[Dataset items]

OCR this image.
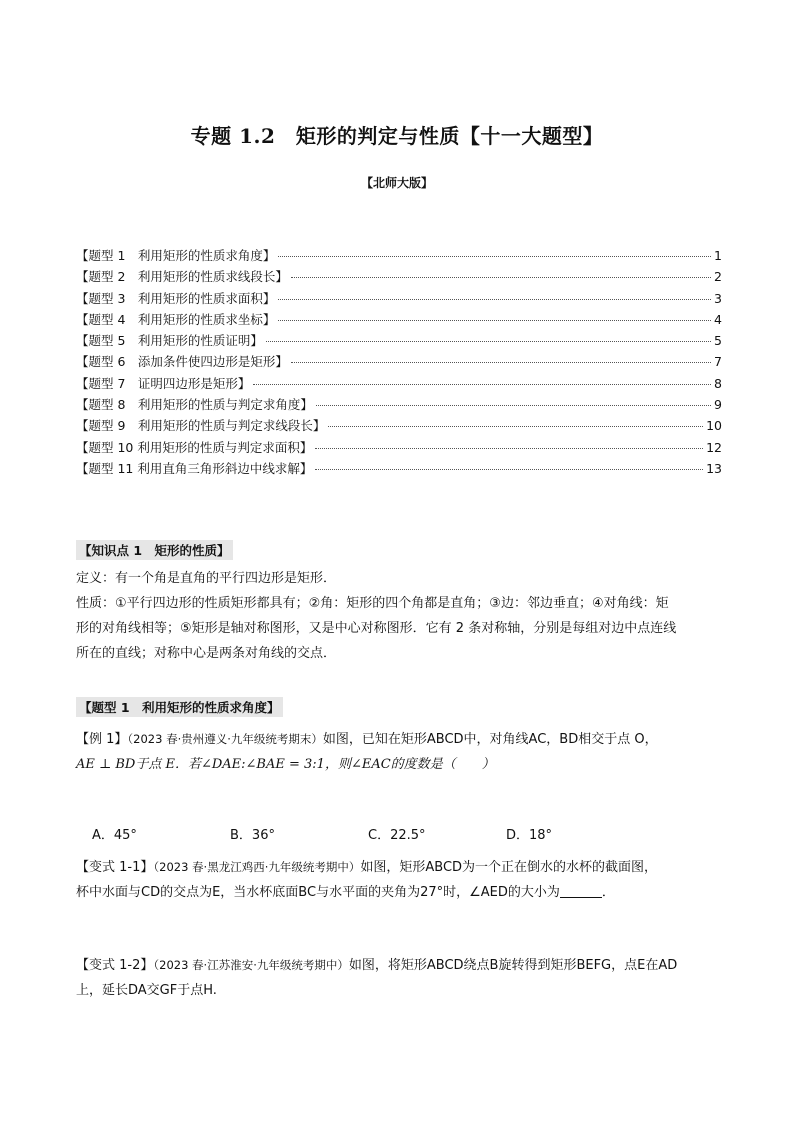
专题 1.2　矩形的判定与性质【十一大题型】
【北师大版】
【题型 1　利用矩形的性质求角度】	1
【题型 2　利用矩形的性质求线段长】	2
【题型 3　利用矩形的性质求面积】	3
【题型 4　利用矩形的性质求坐标】	4
【题型 5　利用矩形的性质证明】	5
【题型 6　添加条件使四边形是矩形】	7
【题型 7　证明四边形是矩形】	8
【题型 8　利用矩形的性质与判定求角度】	9
【题型 9　利用矩形的性质与判定求线段长】	10
【题型 10 利用矩形的性质与判定求面积】	12
【题型 11 利用直角三角形斜边中线求解】	13
【知识点 1　矩形的性质】
定义：有一个角是直角的平行四边形是矩形．
性质：①平行四边形的性质矩形都具有；②角：矩形的四个角都是直角；③边：邻边垂直；④对角线：矩
形的对角线相等；⑤矩形是轴对称图形，又是中心对称图形．它有 2 条对称轴，分别是每组对边中点连线
所在的直线；对称中心是两条对角线的交点．
【题型 1　利用矩形的性质求角度】
【例 1】（2023 春·贵州遵义·九年级统考期末）如图，已知在矩形ABCD中，对角线AC，BD相交于点 O，
AE ⊥ BD于点 E．若∠DAE:∠BAE = 3:1，则∠EAC的度数是（　　）
A．45°	B．36°	C．22.5°	D．18°
【变式 1-1】（2023 春·黑龙江鸡西·九年级统考期中）如图，矩形ABCD为一个正在倒水的水杯的截面图，
杯中水面与CD的交点为E，当水杯底面BC与水平面的夹角为27°时，∠AED的大小为	．
【变式 1-2】（2023 春·江苏淮安·九年级统考期中）如图，将矩形ABCD绕点B旋转得到矩形BEFG，点E在AD
上，延长DA交GF于点H.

Objective: Within the records, how many lines include "九年级统考期中"? The answer is the number and nothing else.

Complete response: 2